Exercise details: Check each line of the material below, and copy it if it holds the string "paste".

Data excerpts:
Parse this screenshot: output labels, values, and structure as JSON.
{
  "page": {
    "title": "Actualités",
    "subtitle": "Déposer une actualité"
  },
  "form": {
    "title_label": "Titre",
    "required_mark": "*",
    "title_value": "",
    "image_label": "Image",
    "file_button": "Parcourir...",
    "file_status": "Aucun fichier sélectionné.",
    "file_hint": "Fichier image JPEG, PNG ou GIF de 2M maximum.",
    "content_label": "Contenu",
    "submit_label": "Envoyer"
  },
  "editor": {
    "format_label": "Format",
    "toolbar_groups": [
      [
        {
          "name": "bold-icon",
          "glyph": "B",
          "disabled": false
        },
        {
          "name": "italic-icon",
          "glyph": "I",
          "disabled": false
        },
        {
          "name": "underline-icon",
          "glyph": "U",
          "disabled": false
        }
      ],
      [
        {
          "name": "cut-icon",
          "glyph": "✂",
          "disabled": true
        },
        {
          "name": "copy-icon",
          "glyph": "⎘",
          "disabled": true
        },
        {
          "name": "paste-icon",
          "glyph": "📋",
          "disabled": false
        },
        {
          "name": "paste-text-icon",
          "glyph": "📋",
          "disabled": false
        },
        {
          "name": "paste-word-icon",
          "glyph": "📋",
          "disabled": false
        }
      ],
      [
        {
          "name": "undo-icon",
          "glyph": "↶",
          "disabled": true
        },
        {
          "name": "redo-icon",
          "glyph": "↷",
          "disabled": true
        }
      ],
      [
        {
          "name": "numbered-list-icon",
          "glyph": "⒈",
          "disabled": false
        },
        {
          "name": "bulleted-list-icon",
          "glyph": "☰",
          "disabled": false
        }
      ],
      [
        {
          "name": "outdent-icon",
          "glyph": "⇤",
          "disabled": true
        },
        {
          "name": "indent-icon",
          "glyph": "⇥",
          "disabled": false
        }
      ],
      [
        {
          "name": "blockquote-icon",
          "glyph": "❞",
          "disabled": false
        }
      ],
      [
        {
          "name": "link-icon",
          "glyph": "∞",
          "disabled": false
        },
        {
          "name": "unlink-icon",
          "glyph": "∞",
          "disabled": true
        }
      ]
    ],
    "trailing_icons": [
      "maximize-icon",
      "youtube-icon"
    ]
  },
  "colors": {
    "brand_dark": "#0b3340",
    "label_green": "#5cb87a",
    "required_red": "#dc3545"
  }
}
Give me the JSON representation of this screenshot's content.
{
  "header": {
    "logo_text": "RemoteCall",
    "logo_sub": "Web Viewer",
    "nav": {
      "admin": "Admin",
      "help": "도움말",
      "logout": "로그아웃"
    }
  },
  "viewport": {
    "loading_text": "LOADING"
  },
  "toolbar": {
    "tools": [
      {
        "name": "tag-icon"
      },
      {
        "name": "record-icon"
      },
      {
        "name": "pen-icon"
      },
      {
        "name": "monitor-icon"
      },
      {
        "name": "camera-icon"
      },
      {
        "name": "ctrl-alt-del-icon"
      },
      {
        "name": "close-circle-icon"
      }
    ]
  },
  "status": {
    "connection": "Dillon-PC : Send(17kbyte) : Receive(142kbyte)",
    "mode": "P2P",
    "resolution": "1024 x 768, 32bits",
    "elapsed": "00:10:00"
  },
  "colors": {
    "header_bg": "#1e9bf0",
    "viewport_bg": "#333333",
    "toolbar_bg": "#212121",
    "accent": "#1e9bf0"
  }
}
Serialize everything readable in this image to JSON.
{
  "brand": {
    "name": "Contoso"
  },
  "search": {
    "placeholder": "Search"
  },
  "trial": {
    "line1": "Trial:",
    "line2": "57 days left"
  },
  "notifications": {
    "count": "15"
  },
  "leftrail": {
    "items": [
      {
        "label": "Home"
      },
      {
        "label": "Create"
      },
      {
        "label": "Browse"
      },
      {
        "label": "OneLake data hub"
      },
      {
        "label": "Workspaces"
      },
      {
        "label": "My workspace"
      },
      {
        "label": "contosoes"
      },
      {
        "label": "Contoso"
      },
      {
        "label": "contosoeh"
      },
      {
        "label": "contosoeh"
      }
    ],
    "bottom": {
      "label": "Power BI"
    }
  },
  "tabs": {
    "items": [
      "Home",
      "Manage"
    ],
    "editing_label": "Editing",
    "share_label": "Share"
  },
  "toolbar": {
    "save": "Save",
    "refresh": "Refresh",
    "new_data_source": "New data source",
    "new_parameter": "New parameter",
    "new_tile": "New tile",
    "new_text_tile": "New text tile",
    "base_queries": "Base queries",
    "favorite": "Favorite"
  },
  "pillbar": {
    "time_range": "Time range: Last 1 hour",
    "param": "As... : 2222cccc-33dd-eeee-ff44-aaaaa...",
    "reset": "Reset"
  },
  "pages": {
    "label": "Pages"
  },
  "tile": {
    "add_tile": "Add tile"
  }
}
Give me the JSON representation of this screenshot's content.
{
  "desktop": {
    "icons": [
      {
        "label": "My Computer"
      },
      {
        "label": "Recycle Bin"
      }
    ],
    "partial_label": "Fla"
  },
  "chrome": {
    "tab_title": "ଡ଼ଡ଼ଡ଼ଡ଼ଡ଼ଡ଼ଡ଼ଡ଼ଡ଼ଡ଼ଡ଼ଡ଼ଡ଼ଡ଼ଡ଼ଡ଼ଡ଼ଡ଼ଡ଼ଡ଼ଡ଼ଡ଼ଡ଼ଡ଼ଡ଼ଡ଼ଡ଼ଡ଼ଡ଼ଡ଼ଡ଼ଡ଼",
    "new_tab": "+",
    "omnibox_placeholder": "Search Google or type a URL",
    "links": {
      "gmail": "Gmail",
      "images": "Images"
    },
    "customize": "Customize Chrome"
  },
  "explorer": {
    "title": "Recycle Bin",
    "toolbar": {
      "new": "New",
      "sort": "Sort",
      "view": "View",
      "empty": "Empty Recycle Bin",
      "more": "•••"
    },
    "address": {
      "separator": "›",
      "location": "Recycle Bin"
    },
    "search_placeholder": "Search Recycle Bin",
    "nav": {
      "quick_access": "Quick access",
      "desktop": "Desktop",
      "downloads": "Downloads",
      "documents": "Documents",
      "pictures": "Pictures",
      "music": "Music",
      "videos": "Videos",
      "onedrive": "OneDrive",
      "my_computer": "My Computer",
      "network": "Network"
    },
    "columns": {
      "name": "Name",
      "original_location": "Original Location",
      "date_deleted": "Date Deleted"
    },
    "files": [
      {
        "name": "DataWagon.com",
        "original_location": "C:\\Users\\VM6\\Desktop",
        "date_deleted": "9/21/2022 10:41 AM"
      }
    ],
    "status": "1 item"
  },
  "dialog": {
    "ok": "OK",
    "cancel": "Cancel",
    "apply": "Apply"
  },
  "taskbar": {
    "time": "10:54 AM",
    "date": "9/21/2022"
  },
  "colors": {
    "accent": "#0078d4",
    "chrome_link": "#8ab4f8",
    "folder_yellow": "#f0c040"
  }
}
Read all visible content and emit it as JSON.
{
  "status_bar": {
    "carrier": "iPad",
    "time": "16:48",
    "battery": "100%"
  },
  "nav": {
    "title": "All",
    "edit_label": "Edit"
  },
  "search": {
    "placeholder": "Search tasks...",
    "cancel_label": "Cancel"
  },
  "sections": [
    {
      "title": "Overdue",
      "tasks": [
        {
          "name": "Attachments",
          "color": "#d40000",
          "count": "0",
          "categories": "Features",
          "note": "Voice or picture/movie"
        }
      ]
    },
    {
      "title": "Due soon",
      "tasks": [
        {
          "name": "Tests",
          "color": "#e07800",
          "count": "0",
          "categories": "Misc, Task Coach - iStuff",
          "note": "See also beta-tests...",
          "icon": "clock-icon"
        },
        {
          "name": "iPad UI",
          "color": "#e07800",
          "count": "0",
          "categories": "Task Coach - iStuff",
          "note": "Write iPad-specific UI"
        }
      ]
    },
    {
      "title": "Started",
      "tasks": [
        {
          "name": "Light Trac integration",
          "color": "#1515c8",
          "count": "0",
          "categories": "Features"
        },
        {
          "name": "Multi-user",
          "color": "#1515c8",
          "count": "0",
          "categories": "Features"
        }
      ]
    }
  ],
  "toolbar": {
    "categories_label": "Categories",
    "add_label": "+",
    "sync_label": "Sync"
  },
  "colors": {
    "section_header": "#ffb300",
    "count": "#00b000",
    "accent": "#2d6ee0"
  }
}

Exercise answer:
          "name": "paste-icon",
          "name": "paste-text-icon",
          "name": "paste-word-icon",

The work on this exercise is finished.